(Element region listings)
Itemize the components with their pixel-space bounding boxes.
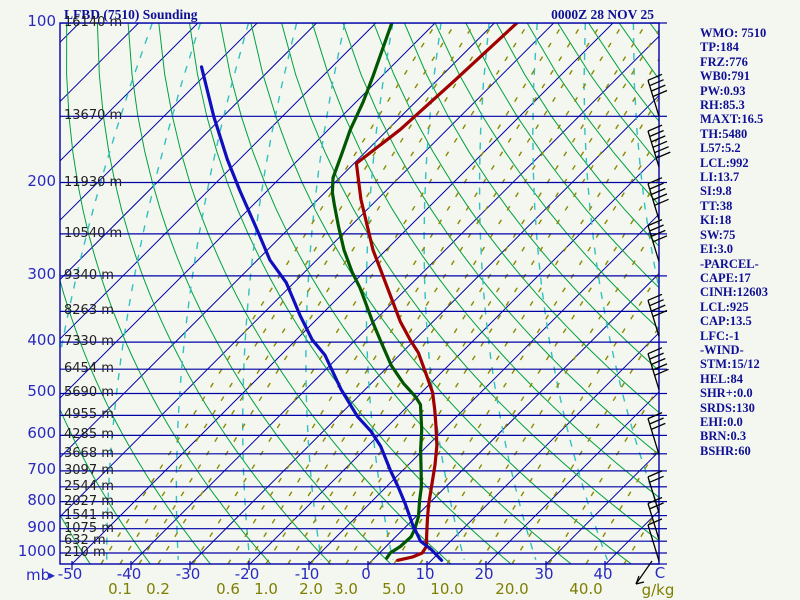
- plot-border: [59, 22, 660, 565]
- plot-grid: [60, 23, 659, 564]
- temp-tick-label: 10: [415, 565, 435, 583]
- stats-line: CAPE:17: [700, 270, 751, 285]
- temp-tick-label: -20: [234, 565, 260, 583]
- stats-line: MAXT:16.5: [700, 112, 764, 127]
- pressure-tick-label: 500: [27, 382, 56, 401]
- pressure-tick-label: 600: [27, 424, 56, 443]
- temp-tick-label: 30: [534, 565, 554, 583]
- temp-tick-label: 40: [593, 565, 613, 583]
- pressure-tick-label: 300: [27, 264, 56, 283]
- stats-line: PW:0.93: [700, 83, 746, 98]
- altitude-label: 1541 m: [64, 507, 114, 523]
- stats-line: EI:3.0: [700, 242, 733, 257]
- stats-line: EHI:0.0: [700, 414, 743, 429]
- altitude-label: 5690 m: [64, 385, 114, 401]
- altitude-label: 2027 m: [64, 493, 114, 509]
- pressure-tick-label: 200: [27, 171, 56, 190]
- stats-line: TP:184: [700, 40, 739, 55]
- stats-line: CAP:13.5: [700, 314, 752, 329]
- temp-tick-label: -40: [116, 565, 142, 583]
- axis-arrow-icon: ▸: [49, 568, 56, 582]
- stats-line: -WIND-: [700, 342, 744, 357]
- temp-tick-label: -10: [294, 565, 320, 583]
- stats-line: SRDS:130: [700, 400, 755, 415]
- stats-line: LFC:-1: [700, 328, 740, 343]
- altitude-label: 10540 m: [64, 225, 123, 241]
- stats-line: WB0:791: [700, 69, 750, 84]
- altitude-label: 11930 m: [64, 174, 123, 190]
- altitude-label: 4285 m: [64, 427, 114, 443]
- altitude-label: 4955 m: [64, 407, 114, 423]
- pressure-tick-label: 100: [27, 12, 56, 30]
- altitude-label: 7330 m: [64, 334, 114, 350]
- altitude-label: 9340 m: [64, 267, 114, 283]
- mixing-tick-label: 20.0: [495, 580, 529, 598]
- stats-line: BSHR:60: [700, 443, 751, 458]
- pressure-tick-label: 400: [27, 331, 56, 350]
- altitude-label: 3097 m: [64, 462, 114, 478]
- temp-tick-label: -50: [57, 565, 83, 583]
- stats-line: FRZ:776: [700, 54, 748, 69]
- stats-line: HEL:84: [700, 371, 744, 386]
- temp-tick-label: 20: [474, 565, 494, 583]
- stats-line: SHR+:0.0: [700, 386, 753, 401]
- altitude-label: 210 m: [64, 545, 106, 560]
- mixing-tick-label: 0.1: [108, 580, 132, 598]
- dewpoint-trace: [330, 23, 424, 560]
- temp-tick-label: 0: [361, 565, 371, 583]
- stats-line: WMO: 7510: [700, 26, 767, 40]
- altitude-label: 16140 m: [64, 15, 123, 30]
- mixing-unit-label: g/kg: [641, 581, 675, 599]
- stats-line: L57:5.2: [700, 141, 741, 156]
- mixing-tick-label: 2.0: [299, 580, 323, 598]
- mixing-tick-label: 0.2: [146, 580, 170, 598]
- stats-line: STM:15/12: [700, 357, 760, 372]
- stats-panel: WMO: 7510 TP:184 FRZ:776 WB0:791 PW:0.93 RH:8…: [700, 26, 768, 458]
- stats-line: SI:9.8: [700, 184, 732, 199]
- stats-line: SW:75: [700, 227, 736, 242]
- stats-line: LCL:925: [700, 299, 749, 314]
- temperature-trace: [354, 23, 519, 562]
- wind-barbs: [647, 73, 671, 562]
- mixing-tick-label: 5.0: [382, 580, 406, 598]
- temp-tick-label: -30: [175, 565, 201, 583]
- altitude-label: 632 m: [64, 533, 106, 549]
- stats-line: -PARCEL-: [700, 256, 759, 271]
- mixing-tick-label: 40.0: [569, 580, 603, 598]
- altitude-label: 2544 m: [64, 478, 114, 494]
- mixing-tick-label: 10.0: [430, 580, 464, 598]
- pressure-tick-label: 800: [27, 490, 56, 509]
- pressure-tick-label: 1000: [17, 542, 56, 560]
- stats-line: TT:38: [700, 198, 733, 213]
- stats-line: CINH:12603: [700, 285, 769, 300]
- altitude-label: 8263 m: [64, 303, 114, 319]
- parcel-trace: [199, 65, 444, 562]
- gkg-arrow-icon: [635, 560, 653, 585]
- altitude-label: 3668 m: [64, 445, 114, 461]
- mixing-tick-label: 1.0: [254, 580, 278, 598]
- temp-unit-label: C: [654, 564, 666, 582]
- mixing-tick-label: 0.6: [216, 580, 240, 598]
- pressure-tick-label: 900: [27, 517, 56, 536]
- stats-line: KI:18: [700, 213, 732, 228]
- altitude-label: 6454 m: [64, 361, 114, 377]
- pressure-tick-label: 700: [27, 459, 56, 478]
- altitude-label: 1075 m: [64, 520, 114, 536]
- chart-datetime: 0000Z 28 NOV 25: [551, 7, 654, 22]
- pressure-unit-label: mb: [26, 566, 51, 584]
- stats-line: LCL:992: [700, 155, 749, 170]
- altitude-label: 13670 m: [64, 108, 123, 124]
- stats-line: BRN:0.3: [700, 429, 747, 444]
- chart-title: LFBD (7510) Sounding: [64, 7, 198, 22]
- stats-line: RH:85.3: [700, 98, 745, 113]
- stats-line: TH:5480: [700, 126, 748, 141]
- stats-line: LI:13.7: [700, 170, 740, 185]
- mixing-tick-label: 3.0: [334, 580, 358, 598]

◆ Aim ◆
Show every line of the entries above that contains the string "chart". Letter case matters.

◆ Response ◆
- chart-datetime: 0000Z 28 NOV 25: [551, 7, 654, 22]
- chart-title: LFBD (7510) Sounding: [64, 7, 198, 22]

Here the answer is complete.